▶ **Exercise description**:
Set down the whole listing verbatim.
** Start Extracted material **
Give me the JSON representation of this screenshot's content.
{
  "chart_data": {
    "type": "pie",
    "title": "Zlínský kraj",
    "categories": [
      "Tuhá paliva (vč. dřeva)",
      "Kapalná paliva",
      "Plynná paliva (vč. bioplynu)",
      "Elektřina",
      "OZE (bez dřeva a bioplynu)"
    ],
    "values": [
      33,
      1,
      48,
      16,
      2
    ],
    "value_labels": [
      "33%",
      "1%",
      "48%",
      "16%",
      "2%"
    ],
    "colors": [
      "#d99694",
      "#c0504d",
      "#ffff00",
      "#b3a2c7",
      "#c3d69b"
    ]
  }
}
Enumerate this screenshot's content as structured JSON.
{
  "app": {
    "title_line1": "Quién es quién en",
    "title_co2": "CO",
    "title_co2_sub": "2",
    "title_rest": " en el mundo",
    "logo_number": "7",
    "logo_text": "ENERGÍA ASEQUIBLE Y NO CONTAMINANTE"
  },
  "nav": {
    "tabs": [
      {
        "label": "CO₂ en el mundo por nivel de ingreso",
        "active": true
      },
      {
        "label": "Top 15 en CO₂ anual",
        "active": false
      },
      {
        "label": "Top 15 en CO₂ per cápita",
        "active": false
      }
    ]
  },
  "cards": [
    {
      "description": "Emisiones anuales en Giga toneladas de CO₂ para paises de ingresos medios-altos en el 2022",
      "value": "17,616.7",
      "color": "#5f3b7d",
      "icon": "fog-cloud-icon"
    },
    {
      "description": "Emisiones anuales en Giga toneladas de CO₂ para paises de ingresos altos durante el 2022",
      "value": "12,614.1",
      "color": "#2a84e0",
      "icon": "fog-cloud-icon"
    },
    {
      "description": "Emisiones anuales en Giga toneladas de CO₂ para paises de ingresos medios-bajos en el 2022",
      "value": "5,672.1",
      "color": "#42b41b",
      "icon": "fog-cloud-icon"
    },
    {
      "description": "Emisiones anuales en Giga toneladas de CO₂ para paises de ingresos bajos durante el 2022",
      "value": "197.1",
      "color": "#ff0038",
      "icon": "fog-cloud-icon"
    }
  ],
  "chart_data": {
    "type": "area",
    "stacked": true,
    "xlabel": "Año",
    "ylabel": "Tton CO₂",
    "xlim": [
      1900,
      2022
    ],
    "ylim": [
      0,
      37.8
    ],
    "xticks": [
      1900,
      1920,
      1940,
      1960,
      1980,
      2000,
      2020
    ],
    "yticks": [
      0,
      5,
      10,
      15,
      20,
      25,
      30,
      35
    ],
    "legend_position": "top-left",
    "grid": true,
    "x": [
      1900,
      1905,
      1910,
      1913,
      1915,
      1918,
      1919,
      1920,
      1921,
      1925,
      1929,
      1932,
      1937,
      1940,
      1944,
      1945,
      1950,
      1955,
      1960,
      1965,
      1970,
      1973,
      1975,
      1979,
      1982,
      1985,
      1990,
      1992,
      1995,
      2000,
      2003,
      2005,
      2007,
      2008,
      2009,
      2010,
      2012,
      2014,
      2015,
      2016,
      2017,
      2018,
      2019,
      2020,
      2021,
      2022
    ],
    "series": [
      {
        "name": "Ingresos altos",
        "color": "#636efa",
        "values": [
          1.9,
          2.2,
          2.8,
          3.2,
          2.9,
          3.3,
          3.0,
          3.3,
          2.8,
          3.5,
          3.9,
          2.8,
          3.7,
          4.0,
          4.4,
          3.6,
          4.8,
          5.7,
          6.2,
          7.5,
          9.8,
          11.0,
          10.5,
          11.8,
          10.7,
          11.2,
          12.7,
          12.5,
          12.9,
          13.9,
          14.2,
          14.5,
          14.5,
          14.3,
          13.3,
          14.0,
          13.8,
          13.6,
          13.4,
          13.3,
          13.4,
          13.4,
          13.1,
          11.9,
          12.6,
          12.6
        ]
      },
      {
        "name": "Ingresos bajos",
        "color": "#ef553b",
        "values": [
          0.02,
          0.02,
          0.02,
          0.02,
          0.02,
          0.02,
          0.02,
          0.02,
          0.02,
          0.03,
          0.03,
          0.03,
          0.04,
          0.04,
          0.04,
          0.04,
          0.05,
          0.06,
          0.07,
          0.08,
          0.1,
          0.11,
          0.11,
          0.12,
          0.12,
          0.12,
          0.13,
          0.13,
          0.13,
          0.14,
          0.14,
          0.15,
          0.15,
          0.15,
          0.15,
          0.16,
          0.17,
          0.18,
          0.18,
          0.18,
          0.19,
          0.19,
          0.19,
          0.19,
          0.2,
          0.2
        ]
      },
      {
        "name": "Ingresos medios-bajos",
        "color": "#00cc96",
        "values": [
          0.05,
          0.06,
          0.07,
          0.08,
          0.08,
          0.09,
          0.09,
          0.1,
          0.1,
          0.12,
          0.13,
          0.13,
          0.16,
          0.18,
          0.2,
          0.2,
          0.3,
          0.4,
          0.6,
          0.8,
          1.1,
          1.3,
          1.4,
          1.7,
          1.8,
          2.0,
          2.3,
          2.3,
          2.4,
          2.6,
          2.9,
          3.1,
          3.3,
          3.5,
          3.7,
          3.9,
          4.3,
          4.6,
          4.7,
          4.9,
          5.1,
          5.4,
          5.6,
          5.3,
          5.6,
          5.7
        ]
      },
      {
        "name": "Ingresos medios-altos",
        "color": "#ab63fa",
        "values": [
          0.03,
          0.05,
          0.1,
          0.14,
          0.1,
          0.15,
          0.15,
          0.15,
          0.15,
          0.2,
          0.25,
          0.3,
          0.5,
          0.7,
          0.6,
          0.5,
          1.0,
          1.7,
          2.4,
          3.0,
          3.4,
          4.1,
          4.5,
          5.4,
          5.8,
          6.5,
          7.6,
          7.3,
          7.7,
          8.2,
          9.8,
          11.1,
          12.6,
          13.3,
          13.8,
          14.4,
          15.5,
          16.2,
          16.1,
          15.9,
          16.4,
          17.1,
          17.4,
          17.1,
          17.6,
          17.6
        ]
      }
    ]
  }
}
** End Extracted material **
▶ **Written answer**:
Give me the JSON representation of this screenshot's content.
{
  "chart_data": {
    "type": "pie",
    "title": "Zlínský kraj",
    "categories": [
      "Tuhá paliva (vč. dřeva)",
      "Kapalná paliva",
      "Plynná paliva (vč. bioplynu)",
      "Elektřina",
      "OZE (bez dřeva a bioplynu)"
    ],
    "values": [
      33,
      1,
      48,
      16,
      2
    ],
    "value_labels": [
      "33%",
      "1%",
      "48%",
      "16%",
      "2%"
    ],
    "colors": [
      "#d99694",
      "#c0504d",
      "#ffff00",
      "#b3a2c7",
      "#c3d69b"
    ]
  }
}
Enumerate this screenshot's content as structured JSON.
{
  "app": {
    "title_line1": "Quién es quién en",
    "title_co2": "CO",
    "title_co2_sub": "2",
    "title_rest": " en el mundo",
    "logo_number": "7",
    "logo_text": "ENERGÍA ASEQUIBLE Y NO CONTAMINANTE"
  },
  "nav": {
    "tabs": [
      {
        "label": "CO₂ en el mundo por nivel de ingreso",
        "active": true
      },
      {
        "label": "Top 15 en CO₂ anual",
        "active": false
      },
      {
        "label": "Top 15 en CO₂ per cápita",
        "active": false
      }
    ]
  },
  "cards": [
    {
      "description": "Emisiones anuales en Giga toneladas de CO₂ para paises de ingresos medios-altos en el 2022",
      "value": "17,616.7",
      "color": "#5f3b7d",
      "icon": "fog-cloud-icon"
    },
    {
      "description": "Emisiones anuales en Giga toneladas de CO₂ para paises de ingresos altos durante el 2022",
      "value": "12,614.1",
      "color": "#2a84e0",
      "icon": "fog-cloud-icon"
    },
    {
      "description": "Emisiones anuales en Giga toneladas de CO₂ para paises de ingresos medios-bajos en el 2022",
      "value": "5,672.1",
      "color": "#42b41b",
      "icon": "fog-cloud-icon"
    },
    {
      "description": "Emisiones anuales en Giga toneladas de CO₂ para paises de ingresos bajos durante el 2022",
      "value": "197.1",
      "color": "#ff0038",
      "icon": "fog-cloud-icon"
    }
  ],
  "chart_data": {
    "type": "area",
    "stacked": true,
    "xlabel": "Año",
    "ylabel": "Tton CO₂",
    "xlim": [
      1900,
      2022
    ],
    "ylim": [
      0,
      37.8
    ],
    "xticks": [
      1900,
      1920,
      1940,
      1960,
      1980,
      2000,
      2020
    ],
    "yticks": [
      0,
      5,
      10,
      15,
      20,
      25,
      30,
      35
    ],
    "legend_position": "top-left",
    "grid": true,
    "x": [
      1900,
      1905,
      1910,
      1913,
      1915,
      1918,
      1919,
      1920,
      1921,
      1925,
      1929,
      1932,
      1937,
      1940,
      1944,
      1945,
      1950,
      1955,
      1960,
      1965,
      1970,
      1973,
      1975,
      1979,
      1982,
      1985,
      1990,
      1992,
      1995,
      2000,
      2003,
      2005,
      2007,
      2008,
      2009,
      2010,
      2012,
      2014,
      2015,
      2016,
      2017,
      2018,
      2019,
      2020,
      2021,
      2022
    ],
    "series": [
      {
        "name": "Ingresos altos",
        "color": "#636efa",
        "values": [
          1.9,
          2.2,
          2.8,
          3.2,
          2.9,
          3.3,
          3.0,
          3.3,
          2.8,
          3.5,
          3.9,
          2.8,
          3.7,
          4.0,
          4.4,
          3.6,
          4.8,
          5.7,
          6.2,
          7.5,
          9.8,
          11.0,
          10.5,
          11.8,
          10.7,
          11.2,
          12.7,
          12.5,
          12.9,
          13.9,
          14.2,
          14.5,
          14.5,
          14.3,
          13.3,
          14.0,
          13.8,
          13.6,
          13.4,
          13.3,
          13.4,
          13.4,
          13.1,
          11.9,
          12.6,
          12.6
        ]
      },
      {
        "name": "Ingresos bajos",
        "color": "#ef553b",
        "values": [
          0.02,
          0.02,
          0.02,
          0.02,
          0.02,
          0.02,
          0.02,
          0.02,
          0.02,
          0.03,
          0.03,
          0.03,
          0.04,
          0.04,
          0.04,
          0.04,
          0.05,
          0.06,
          0.07,
          0.08,
          0.1,
          0.11,
          0.11,
          0.12,
          0.12,
          0.12,
          0.13,
          0.13,
          0.13,
          0.14,
          0.14,
          0.15,
          0.15,
          0.15,
          0.15,
          0.16,
          0.17,
          0.18,
          0.18,
          0.18,
          0.19,
          0.19,
          0.19,
          0.19,
          0.2,
          0.2
        ]
      },
      {
        "name": "Ingresos medios-bajos",
        "color": "#00cc96",
        "values": [
          0.05,
          0.06,
          0.07,
          0.08,
          0.08,
          0.09,
          0.09,
          0.1,
          0.1,
          0.12,
          0.13,
          0.13,
          0.16,
          0.18,
          0.2,
          0.2,
          0.3,
          0.4,
          0.6,
          0.8,
          1.1,
          1.3,
          1.4,
          1.7,
          1.8,
          2.0,
          2.3,
          2.3,
          2.4,
          2.6,
          2.9,
          3.1,
          3.3,
          3.5,
          3.7,
          3.9,
          4.3,
          4.6,
          4.7,
          4.9,
          5.1,
          5.4,
          5.6,
          5.3,
          5.6,
          5.7
        ]
      },
      {
        "name": "Ingresos medios-altos",
        "color": "#ab63fa",
        "values": [
          0.03,
          0.05,
          0.1,
          0.14,
          0.1,
          0.15,
          0.15,
          0.15,
          0.15,
          0.2,
          0.25,
          0.3,
          0.5,
          0.7,
          0.6,
          0.5,
          1.0,
          1.7,
          2.4,
          3.0,
          3.4,
          4.1,
          4.5,
          5.4,
          5.8,
          6.5,
          7.6,
          7.3,
          7.7,
          8.2,
          9.8,
          11.1,
          12.6,
          13.3,
          13.8,
          14.4,
          15.5,
          16.2,
          16.1,
          15.9,
          16.4,
          17.1,
          17.4,
          17.1,
          17.6,
          17.6
        ]
      }
    ]
  }
}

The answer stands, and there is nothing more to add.